**DIRECTIVE**
Go through the material below and copy each line where the word "plane" appears.

**DATA LISTING**

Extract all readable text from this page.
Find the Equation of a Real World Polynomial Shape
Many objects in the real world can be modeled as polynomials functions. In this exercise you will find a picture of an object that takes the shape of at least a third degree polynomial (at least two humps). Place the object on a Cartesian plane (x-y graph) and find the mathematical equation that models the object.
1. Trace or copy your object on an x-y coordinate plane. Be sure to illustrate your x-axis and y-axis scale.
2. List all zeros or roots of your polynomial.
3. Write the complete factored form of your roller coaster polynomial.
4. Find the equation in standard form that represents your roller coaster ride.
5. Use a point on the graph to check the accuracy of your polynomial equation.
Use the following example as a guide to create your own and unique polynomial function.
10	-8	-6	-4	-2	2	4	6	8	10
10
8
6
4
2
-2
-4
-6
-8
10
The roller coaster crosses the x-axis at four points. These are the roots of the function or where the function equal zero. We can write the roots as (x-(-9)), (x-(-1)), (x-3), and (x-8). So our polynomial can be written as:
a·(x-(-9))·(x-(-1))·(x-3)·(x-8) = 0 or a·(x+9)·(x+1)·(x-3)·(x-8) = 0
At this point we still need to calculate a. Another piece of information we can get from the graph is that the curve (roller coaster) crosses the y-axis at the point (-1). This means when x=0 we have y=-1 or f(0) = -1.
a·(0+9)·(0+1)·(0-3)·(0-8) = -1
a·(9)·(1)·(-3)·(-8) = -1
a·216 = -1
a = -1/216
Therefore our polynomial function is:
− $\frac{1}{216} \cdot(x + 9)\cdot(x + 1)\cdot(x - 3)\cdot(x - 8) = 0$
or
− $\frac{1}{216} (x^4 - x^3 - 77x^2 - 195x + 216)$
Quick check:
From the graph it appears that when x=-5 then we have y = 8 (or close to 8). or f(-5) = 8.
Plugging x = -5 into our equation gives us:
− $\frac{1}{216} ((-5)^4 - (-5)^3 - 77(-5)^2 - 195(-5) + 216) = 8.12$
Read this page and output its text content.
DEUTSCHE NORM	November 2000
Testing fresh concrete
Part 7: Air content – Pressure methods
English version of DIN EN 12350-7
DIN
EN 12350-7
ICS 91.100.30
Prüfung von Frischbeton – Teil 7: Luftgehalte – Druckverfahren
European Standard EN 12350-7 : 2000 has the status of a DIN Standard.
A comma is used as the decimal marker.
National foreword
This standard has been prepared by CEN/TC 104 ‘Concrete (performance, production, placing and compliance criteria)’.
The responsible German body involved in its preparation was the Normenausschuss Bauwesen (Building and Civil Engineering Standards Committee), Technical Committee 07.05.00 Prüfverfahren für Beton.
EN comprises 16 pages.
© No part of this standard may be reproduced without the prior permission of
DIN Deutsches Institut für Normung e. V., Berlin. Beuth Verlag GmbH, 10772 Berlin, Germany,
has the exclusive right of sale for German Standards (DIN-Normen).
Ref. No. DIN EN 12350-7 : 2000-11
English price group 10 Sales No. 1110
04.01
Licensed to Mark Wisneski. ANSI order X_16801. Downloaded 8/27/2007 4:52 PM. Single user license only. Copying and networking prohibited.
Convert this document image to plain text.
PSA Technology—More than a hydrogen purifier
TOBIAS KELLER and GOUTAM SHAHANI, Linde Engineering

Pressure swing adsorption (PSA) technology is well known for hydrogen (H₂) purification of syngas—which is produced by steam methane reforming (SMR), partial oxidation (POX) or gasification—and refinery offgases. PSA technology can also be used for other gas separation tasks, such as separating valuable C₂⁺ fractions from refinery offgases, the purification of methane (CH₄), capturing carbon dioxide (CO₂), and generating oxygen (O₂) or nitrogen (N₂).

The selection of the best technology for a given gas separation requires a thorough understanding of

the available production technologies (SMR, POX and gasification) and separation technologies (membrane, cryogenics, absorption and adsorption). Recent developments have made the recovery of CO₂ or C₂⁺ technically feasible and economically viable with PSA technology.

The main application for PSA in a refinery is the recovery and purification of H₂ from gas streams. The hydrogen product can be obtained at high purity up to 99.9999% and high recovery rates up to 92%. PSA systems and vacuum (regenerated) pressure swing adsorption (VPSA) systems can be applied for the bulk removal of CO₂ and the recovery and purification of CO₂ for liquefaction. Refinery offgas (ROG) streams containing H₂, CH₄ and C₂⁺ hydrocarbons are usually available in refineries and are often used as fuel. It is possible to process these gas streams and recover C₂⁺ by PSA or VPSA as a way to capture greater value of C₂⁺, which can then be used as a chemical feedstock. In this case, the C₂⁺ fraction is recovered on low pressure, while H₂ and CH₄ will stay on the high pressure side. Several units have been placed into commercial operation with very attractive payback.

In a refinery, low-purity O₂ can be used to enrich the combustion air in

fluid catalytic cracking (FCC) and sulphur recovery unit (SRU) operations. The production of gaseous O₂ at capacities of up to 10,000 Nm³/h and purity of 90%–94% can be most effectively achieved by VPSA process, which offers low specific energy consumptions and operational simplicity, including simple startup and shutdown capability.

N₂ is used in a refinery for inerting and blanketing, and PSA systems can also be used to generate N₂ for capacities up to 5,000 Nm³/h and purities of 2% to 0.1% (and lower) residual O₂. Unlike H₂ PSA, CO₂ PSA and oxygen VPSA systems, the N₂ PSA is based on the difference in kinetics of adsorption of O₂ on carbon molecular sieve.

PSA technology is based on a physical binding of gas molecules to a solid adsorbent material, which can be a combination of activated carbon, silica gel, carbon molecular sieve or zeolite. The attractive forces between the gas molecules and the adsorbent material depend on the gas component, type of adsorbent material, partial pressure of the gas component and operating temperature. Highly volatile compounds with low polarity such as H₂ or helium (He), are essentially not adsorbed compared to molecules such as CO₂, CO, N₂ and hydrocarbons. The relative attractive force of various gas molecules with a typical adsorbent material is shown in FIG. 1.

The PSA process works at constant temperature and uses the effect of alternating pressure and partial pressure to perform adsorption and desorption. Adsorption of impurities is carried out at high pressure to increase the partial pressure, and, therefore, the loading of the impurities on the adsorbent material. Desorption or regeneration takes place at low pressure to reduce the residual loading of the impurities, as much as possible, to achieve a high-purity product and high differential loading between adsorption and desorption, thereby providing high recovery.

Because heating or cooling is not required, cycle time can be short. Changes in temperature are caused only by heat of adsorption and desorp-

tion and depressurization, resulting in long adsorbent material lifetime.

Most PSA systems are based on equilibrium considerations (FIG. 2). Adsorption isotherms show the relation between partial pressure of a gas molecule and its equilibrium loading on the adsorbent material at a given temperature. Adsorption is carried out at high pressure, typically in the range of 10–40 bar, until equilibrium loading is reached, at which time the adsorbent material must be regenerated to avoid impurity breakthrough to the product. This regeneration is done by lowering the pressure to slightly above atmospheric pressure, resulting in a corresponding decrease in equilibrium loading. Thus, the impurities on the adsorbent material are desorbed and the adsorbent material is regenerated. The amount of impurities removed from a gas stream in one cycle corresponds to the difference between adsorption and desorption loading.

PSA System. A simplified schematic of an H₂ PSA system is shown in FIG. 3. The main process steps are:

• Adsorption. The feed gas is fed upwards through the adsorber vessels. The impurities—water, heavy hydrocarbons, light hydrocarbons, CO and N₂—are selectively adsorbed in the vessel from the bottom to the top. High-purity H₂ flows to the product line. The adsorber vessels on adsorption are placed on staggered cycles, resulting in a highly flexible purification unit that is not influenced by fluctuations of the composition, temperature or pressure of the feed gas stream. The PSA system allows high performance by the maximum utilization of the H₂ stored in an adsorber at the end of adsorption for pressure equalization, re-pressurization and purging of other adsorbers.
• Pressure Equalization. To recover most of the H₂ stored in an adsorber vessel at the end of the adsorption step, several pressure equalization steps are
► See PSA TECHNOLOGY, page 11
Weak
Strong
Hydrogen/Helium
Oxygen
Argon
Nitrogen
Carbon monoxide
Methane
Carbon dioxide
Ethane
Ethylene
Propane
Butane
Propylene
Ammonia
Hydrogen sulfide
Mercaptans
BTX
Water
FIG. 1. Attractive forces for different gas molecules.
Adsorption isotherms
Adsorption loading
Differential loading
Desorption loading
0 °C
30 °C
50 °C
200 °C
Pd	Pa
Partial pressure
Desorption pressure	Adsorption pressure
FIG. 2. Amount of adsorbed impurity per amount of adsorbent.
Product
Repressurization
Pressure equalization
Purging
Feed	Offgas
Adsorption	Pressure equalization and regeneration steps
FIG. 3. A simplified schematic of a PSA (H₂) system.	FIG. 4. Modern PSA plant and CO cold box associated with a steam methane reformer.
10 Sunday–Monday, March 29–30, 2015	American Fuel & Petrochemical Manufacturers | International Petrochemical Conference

**ANSWER FOR THE TASK**
Many objects in the real world can be modeled as polynomials functions. In this exercise you will find a picture of an object that takes the shape of at least a third degree polynomial (at least two humps). Place the object on a Cartesian plane (x-y graph) and find the mathematical equation that models the object.
1. Trace or copy your object on an x-y coordinate plane. Be sure to illustrate your x-axis and y-axis scale.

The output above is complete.